Rows from a dataset
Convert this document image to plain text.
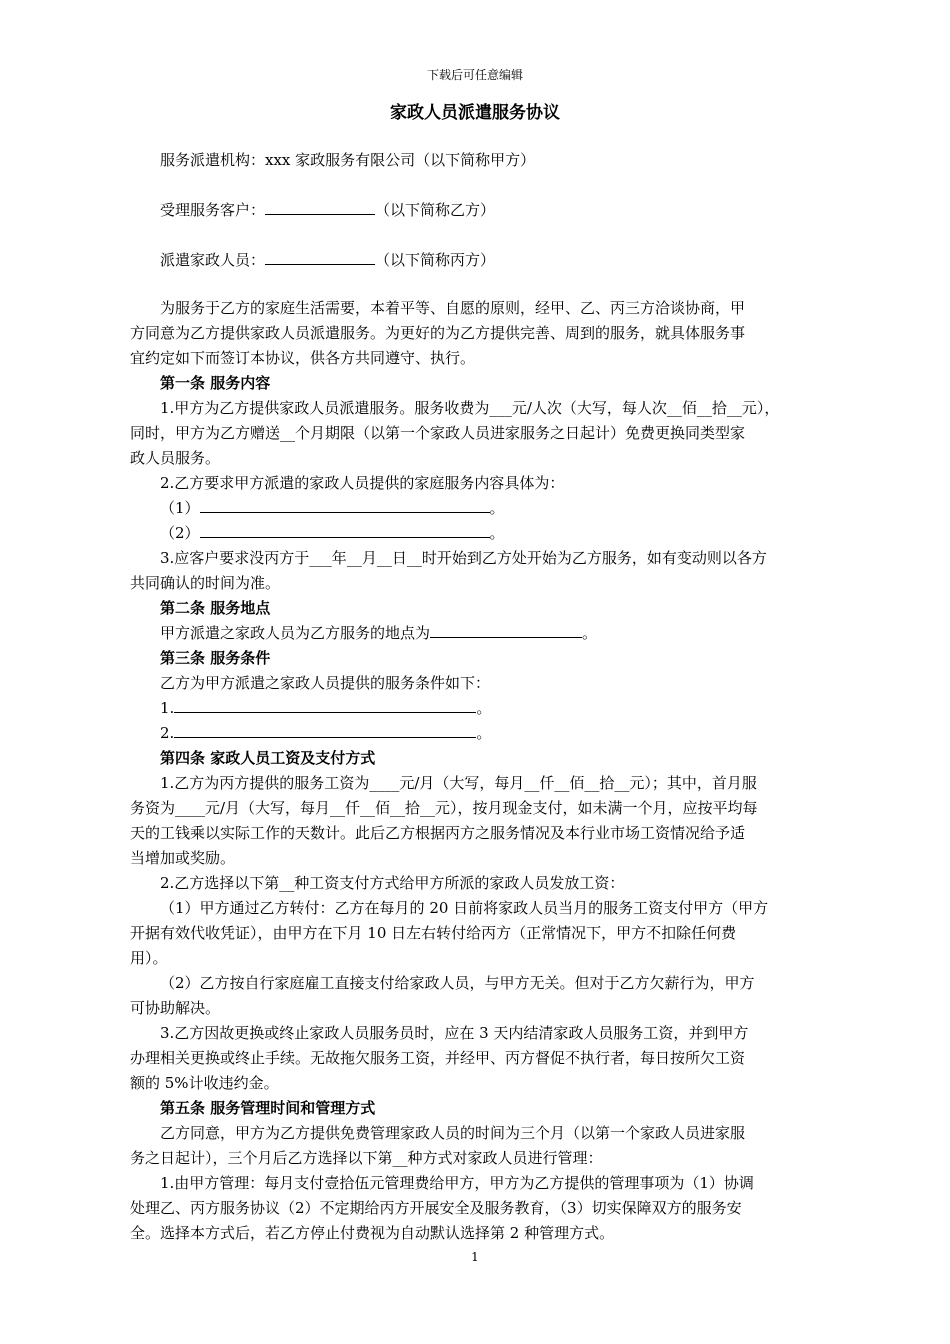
下载后可任意编辑
家政人员派遣服务协议
服务派遣机构：xxx 家政服务有限公司（以下简称甲方）
受理服务客户：	（以下简称乙方）
派遣家政人员：	（以下简称丙方）
为服务于乙方的家庭生活需要，本着平等、自愿的原则，经甲、乙、丙三方洽谈协商，甲
方同意为乙方提供家政人员派遣服务。为更好的为乙方提供完善、周到的服务，就具体服务事
宜约定如下而签订本协议，供各方共同遵守、执行。
第一条 服务内容
1.甲方为乙方提供家政人员派遣服务。服务收费为___元/人次（大写，每人次__佰__拾__元），
同时，甲方为乙方赠送__个月期限（以第一个家政人员进家服务之日起计）免费更换同类型家
政人员服务。
2.乙方要求甲方派遣的家政人员提供的家庭服务内容具体为：
（1）	。
（2）	。
3.应客户要求没丙方于___年__月__日__时开始到乙方处开始为乙方服务，如有变动则以各方
共同确认的时间为准。
第二条 服务地点
甲方派遣之家政人员为乙方服务的地点为	。
第三条 服务条件
乙方为甲方派遣之家政人员提供的服务条件如下：
1.	。
2.	。
第四条 家政人员工资及支付方式
1.乙方为丙方提供的服务工资为____元/月（大写，每月__仟__佰__拾__元）；其中，首月服
务资为____元/月（大写，每月__仟__佰__拾__元），按月现金支付，如未满一个月，应按平均每
天的工钱乘以实际工作的天数计。此后乙方根据丙方之服务情况及本行业市场工资情况给予适
当增加或奖励。
2.乙方选择以下第__种工资支付方式给甲方所派的家政人员发放工资：
（1）甲方通过乙方转付：乙方在每月的 20 日前将家政人员当月的服务工资支付甲方（甲方
开据有效代收凭证），由甲方在下月 10 日左右转付给丙方（正常情况下，甲方不扣除任何费
用）。
（2）乙方按自行家庭雇工直接支付给家政人员，与甲方无关。但对于乙方欠薪行为，甲方
可协助解决。
3.乙方因故更换或终止家政人员服务员时，应在 3 天内结清家政人员服务工资，并到甲方
办理相关更换或终止手续。无故拖欠服务工资，并经甲、丙方督促不执行者，每日按所欠工资
额的 5%计收违约金。
第五条 服务管理时间和管理方式
乙方同意，甲方为乙方提供免费管理家政人员的时间为三个月（以第一个家政人员进家服
务之日起计），三个月后乙方选择以下第__种方式对家政人员进行管理：
1.由甲方管理：每月支付壹拾伍元管理费给甲方，甲方为乙方提供的管理事项为（1）协调
处理乙、丙方服务协议（2）不定期给丙方开展安全及服务教育，（3）切实保障双方的服务安
全。选择本方式后，若乙方停止付费视为自动默认选择第 2 种管理方式。
1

■ What the task asks
Reproduce the material in full, word for word, and omit the pictures.

■ Full output
Convert this document image to plain text.
下载后可任意编辑
家政人员派遣服务协议
服务派遣机构：xxx 家政服务有限公司（以下简称甲方）
受理服务客户：	（以下简称乙方）
派遣家政人员：	（以下简称丙方）
为服务于乙方的家庭生活需要，本着平等、自愿的原则，经甲、乙、丙三方洽谈协商，甲
方同意为乙方提供家政人员派遣服务。为更好的为乙方提供完善、周到的服务，就具体服务事
宜约定如下而签订本协议，供各方共同遵守、执行。
第一条 服务内容
1.甲方为乙方提供家政人员派遣服务。服务收费为___元/人次（大写，每人次__佰__拾__元），
同时，甲方为乙方赠送__个月期限（以第一个家政人员进家服务之日起计）免费更换同类型家
政人员服务。
2.乙方要求甲方派遣的家政人员提供的家庭服务内容具体为：
（1）	。
（2）	。
3.应客户要求没丙方于___年__月__日__时开始到乙方处开始为乙方服务，如有变动则以各方
共同确认的时间为准。
第二条 服务地点
甲方派遣之家政人员为乙方服务的地点为	。
第三条 服务条件
乙方为甲方派遣之家政人员提供的服务条件如下：
1.	。
2.	。
第四条 家政人员工资及支付方式
1.乙方为丙方提供的服务工资为____元/月（大写，每月__仟__佰__拾__元）；其中，首月服
务资为____元/月（大写，每月__仟__佰__拾__元），按月现金支付，如未满一个月，应按平均每
天的工钱乘以实际工作的天数计。此后乙方根据丙方之服务情况及本行业市场工资情况给予适
当增加或奖励。
2.乙方选择以下第__种工资支付方式给甲方所派的家政人员发放工资：
（1）甲方通过乙方转付：乙方在每月的 20 日前将家政人员当月的服务工资支付甲方（甲方
开据有效代收凭证），由甲方在下月 10 日左右转付给丙方（正常情况下，甲方不扣除任何费
用）。
（2）乙方按自行家庭雇工直接支付给家政人员，与甲方无关。但对于乙方欠薪行为，甲方
可协助解决。
3.乙方因故更换或终止家政人员服务员时，应在 3 天内结清家政人员服务工资，并到甲方
办理相关更换或终止手续。无故拖欠服务工资，并经甲、丙方督促不执行者，每日按所欠工资
额的 5%计收违约金。
第五条 服务管理时间和管理方式
乙方同意，甲方为乙方提供免费管理家政人员的时间为三个月（以第一个家政人员进家服
务之日起计），三个月后乙方选择以下第__种方式对家政人员进行管理：
1.由甲方管理：每月支付壹拾伍元管理费给甲方，甲方为乙方提供的管理事项为（1）协调
处理乙、丙方服务协议（2）不定期给丙方开展安全及服务教育，（3）切实保障双方的服务安
全。选择本方式后，若乙方停止付费视为自动默认选择第 2 种管理方式。
1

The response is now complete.